* START Data supplied *
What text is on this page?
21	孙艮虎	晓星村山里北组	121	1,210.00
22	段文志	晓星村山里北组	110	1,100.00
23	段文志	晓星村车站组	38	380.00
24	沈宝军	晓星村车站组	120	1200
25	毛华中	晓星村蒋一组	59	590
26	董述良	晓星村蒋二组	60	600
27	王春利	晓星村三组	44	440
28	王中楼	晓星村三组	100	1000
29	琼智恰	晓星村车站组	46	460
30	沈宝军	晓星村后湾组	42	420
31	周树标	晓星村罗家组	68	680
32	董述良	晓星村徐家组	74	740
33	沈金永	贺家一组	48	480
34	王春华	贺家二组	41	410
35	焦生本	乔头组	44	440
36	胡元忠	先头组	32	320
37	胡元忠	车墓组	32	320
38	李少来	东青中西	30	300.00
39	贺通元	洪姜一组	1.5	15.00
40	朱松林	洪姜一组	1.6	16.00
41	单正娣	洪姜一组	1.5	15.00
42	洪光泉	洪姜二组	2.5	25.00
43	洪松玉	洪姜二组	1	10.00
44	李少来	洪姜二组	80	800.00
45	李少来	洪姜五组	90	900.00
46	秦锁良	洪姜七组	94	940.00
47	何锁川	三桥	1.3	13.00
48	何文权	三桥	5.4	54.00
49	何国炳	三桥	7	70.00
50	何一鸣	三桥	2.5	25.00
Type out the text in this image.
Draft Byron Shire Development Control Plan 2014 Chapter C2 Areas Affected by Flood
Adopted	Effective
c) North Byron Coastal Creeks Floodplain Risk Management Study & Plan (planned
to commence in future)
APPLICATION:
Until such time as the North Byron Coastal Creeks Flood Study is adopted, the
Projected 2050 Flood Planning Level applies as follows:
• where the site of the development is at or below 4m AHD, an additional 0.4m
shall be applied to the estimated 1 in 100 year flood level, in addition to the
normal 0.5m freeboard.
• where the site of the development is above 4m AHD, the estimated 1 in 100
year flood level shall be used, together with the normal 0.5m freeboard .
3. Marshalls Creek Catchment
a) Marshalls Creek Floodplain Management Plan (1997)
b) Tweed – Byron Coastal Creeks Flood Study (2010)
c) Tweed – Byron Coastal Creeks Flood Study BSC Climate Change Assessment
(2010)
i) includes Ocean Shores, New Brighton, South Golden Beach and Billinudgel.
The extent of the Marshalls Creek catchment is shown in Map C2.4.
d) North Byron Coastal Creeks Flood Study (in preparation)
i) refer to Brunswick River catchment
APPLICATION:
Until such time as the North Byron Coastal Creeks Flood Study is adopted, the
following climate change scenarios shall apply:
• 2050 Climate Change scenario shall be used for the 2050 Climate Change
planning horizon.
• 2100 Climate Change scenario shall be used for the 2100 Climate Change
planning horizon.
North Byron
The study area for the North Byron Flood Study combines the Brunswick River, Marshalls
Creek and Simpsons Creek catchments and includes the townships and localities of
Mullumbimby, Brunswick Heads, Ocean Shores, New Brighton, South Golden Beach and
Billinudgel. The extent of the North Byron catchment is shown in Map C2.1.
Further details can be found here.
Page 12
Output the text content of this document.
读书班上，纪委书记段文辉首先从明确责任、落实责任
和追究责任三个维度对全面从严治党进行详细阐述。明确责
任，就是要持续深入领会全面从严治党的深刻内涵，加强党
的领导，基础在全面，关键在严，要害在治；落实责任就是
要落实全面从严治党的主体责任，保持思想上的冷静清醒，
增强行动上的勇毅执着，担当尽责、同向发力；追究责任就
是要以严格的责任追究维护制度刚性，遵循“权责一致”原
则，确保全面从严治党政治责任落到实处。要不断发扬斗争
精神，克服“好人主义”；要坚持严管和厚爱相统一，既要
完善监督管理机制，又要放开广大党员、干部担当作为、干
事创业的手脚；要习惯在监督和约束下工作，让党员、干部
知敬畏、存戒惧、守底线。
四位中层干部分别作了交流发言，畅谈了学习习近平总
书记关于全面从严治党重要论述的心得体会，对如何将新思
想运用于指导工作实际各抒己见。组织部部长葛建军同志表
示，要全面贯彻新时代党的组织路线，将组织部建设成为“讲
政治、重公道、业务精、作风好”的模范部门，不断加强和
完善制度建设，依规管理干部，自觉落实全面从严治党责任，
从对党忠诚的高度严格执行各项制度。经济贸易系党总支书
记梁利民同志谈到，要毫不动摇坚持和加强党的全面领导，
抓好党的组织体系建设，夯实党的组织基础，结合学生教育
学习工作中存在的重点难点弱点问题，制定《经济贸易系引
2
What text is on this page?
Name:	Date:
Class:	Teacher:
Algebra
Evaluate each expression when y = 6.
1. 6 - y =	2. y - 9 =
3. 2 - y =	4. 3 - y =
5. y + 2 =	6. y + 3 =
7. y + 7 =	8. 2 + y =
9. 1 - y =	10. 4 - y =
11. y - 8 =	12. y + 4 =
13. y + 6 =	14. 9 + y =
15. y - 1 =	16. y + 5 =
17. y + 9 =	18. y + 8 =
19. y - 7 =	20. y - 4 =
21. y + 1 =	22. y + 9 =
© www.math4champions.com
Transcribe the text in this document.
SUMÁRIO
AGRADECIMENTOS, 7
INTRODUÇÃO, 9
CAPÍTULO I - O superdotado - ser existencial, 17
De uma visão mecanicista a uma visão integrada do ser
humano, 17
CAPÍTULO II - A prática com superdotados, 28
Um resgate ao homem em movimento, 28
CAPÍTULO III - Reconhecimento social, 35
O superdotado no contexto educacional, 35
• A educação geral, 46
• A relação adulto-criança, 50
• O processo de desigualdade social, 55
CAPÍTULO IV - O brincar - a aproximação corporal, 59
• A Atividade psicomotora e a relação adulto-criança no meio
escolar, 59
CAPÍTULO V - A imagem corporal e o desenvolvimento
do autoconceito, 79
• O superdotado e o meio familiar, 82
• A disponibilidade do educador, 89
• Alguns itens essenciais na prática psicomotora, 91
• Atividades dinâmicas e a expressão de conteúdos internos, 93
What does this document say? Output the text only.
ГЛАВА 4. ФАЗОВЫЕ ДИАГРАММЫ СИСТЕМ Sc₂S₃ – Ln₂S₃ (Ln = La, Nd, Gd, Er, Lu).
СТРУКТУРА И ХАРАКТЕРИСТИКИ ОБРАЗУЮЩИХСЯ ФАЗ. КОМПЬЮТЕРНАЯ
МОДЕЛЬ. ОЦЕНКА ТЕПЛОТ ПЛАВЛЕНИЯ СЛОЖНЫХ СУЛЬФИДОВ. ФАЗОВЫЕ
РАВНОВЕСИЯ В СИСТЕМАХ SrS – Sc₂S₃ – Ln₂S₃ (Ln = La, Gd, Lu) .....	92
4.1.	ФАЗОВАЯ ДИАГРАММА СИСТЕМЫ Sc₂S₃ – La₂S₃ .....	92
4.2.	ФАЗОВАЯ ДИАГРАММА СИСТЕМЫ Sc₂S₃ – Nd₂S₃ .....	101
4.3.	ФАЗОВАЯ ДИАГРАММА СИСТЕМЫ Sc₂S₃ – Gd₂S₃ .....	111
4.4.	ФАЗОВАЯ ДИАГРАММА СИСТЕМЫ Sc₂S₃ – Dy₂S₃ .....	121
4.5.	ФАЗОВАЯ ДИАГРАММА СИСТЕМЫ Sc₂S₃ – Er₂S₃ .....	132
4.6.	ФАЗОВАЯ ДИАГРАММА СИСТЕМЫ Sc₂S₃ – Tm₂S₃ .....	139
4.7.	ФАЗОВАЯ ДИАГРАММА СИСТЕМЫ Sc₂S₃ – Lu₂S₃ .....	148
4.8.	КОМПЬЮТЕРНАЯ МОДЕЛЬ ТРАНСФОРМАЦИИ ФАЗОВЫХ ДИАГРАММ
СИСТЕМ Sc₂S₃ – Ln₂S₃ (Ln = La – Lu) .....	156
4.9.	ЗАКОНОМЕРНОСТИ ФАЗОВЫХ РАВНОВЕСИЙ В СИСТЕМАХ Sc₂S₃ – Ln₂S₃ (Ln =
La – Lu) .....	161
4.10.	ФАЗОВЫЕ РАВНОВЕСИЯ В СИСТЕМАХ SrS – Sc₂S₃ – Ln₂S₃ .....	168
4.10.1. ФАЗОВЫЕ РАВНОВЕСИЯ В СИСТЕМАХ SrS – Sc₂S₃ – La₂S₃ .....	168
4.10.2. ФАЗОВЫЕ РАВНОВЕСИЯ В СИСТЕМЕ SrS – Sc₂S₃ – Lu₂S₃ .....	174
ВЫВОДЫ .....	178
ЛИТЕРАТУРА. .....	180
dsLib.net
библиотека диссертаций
* END Data supplied *
** What you are asked to do **
Show the lines where the word "criança" appears in the entries.

** Task result **
• A relação adulto-criança, 50
• A Atividade psicomotora e a relação adulto-criança no meio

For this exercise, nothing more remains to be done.